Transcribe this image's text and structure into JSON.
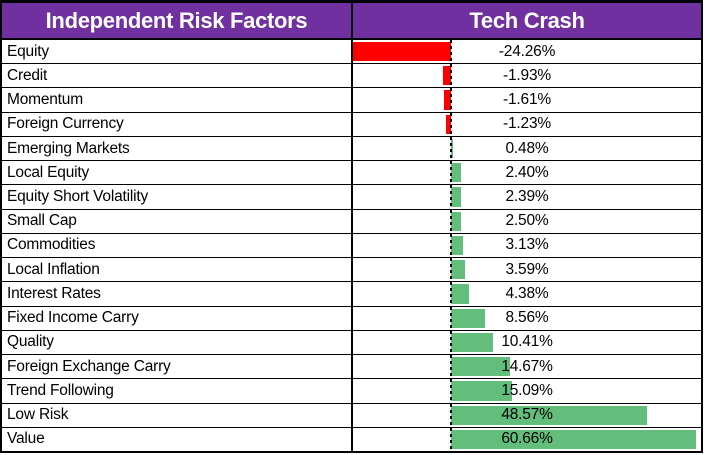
{
  "header": {
    "left": "Independent Risk Factors",
    "right": "Tech Crash"
  },
  "colors": {
    "header_bg": "#7030A0",
    "header_text": "#FFFFFF",
    "positive_bar": "#63BE7B",
    "negative_bar": "#FF0000",
    "border": "#000000",
    "text": "#000000"
  },
  "chart_data": {
    "type": "bar",
    "orientation": "horizontal",
    "title": "Tech Crash",
    "category_header": "Independent Risk Factors",
    "categories": [
      "Equity",
      "Credit",
      "Momentum",
      "Foreign Currency",
      "Emerging Markets",
      "Local Equity",
      "Equity Short Volatility",
      "Small Cap",
      "Commodities",
      "Local Inflation",
      "Interest Rates",
      "Fixed Income Carry",
      "Quality",
      "Foreign Exchange Carry",
      "Trend Following",
      "Low Risk",
      "Value"
    ],
    "values": [
      -24.26,
      -1.93,
      -1.61,
      -1.23,
      0.48,
      2.4,
      2.39,
      2.5,
      3.13,
      3.59,
      4.38,
      8.56,
      10.41,
      14.67,
      15.09,
      48.57,
      60.66
    ],
    "value_labels": [
      "-24.26%",
      "-1.93%",
      "-1.61%",
      "-1.23%",
      "0.48%",
      "2.40%",
      "2.39%",
      "2.50%",
      "3.13%",
      "3.59%",
      "4.38%",
      "8.56%",
      "10.41%",
      "14.67%",
      "15.09%",
      "48.57%",
      "60.66%"
    ],
    "xlim": [
      -24.26,
      62
    ],
    "zero_axis_style": "dashed",
    "grid": false,
    "legend": false,
    "value_label_alignment": "center-of-column"
  }
}
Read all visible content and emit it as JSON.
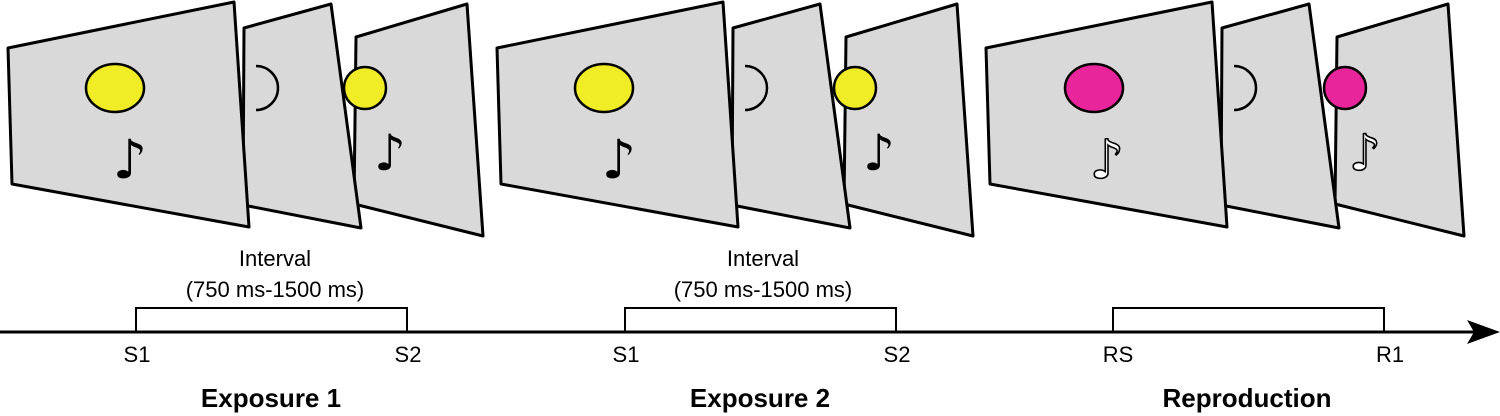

========================

**What is being asked**
In the entries above, identify every line with the word "Factors". Copy those lines.

**Solution to this exercise**
    "left": "Independent Risk Factors",
    "category_header": "Independent Risk Factors",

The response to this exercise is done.